(Figure data in JSON)
+---+
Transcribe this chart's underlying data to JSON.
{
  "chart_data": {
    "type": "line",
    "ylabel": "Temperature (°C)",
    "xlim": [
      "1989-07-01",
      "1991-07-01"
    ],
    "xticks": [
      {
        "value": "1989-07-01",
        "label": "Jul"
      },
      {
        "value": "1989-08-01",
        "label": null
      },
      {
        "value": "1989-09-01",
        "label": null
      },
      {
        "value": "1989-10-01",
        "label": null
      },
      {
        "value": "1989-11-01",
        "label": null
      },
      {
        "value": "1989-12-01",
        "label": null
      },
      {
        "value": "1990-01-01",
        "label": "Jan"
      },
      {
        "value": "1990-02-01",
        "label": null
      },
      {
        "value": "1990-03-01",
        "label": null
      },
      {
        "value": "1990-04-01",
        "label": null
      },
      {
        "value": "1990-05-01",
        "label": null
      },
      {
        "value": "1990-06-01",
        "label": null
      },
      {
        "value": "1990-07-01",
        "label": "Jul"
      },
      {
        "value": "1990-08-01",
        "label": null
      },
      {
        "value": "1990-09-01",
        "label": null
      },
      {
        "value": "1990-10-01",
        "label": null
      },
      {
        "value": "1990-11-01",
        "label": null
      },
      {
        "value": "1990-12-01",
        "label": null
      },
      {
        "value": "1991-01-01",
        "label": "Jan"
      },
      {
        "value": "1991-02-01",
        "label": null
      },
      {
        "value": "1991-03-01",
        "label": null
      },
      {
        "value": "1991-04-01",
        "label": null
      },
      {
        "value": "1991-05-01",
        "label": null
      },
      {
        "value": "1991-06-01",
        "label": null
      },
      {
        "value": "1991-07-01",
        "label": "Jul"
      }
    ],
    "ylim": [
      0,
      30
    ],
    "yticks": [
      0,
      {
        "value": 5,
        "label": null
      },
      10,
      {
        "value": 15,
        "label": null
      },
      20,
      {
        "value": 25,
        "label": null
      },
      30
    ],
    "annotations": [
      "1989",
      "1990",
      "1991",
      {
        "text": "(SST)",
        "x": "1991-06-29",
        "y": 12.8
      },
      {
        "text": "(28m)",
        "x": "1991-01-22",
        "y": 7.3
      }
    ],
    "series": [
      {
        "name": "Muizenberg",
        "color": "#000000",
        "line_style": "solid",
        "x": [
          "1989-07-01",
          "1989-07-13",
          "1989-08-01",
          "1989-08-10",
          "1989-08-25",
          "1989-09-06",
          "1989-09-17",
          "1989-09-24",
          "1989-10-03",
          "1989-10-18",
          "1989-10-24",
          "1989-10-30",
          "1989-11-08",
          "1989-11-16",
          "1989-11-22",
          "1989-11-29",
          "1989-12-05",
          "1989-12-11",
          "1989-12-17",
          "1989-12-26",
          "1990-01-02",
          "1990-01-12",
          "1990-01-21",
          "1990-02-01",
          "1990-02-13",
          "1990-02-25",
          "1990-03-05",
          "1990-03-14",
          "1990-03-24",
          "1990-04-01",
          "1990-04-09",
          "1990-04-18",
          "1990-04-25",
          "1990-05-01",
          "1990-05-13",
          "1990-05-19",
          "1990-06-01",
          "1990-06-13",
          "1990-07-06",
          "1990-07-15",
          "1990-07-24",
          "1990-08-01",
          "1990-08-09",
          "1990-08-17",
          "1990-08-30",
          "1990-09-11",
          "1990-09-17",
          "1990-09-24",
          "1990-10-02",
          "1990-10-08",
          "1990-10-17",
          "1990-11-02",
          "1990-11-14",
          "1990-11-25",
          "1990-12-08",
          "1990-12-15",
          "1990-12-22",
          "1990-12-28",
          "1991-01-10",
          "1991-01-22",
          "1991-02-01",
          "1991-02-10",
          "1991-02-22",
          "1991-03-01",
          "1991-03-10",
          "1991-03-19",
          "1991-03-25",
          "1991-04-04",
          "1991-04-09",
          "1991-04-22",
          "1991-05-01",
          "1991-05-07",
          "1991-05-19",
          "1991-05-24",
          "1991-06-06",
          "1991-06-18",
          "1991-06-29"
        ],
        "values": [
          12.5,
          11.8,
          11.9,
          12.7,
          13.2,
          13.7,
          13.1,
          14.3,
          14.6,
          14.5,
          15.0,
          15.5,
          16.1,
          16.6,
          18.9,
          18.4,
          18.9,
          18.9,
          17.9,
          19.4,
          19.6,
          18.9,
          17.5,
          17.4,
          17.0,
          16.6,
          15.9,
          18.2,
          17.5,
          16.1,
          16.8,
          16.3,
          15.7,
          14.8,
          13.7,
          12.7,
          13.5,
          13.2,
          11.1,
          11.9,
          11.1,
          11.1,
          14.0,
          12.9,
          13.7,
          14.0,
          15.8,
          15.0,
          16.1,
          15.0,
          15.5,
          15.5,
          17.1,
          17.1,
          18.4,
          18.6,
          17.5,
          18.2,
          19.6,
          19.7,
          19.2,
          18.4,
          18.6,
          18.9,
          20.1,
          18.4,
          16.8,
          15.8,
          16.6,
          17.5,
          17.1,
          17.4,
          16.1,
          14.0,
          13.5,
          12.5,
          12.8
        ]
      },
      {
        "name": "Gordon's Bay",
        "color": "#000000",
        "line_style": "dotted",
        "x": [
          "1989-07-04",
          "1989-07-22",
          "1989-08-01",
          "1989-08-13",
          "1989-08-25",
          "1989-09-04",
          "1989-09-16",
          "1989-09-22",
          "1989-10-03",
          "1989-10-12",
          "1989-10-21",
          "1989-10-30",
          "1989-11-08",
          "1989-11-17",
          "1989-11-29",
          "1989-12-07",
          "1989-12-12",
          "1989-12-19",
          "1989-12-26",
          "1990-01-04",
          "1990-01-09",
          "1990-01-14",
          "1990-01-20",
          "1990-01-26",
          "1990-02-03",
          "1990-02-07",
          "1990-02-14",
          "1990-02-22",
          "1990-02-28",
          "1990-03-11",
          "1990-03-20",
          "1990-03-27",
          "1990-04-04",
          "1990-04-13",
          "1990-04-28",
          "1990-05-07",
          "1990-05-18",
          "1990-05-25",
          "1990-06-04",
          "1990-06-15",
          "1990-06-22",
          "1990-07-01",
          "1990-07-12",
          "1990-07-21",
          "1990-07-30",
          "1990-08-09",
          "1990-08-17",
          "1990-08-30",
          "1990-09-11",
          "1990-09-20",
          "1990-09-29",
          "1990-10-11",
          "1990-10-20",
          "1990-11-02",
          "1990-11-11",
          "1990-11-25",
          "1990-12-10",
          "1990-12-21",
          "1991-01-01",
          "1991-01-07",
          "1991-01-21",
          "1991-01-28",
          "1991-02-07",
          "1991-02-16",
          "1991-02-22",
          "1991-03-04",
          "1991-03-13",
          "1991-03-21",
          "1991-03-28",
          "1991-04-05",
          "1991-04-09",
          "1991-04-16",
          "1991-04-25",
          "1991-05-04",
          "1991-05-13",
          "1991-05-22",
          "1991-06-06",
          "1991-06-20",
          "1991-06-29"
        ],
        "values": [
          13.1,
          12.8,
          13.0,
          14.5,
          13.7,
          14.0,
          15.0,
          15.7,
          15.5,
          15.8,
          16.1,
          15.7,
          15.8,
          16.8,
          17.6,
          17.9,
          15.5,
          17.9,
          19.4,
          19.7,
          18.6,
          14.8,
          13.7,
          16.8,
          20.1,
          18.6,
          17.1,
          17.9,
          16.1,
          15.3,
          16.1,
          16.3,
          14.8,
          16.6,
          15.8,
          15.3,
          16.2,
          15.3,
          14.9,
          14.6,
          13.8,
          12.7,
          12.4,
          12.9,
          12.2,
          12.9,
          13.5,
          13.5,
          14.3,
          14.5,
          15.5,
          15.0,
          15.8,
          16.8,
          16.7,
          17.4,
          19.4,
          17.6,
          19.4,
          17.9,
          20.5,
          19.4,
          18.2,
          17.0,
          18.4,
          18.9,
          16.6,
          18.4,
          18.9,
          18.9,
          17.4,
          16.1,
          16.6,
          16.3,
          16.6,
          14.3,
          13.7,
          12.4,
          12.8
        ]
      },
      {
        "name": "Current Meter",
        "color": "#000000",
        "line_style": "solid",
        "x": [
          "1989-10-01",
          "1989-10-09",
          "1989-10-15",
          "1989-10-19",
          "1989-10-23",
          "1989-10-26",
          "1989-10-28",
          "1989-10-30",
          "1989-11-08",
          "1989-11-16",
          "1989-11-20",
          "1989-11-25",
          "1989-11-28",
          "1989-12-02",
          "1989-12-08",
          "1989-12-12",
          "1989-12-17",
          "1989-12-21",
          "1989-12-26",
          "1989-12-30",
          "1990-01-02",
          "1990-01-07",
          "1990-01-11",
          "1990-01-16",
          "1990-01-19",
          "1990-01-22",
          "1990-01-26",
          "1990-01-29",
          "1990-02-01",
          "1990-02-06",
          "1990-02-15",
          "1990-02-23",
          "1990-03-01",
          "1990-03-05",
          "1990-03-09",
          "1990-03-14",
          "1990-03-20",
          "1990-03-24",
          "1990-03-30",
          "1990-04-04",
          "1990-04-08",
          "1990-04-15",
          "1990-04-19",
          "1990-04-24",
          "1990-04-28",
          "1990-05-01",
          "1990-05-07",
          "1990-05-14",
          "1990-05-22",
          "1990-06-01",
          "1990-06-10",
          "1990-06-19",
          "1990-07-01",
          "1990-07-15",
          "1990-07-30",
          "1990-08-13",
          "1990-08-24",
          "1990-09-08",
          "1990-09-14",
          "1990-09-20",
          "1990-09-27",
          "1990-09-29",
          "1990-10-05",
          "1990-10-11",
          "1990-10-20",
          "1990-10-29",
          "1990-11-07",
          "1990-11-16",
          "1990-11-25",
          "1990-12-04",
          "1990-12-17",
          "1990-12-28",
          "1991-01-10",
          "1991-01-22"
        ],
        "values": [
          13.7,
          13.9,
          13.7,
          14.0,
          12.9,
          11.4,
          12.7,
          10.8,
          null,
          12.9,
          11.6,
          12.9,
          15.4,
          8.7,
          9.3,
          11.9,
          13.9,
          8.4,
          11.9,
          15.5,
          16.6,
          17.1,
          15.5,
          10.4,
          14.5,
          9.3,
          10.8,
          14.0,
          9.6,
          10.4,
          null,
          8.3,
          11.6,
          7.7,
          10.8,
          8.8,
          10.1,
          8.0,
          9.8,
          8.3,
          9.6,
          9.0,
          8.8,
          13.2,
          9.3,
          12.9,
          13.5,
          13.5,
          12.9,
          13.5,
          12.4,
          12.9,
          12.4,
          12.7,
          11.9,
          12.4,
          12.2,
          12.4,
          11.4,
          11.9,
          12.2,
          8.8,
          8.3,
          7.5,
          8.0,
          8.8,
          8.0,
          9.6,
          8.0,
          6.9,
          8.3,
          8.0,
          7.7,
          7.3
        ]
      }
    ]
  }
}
+---+
→ **What you have to do**
Your answer should be a single number: how many lines in the data above include "name"?

→ **Exercise solution**
3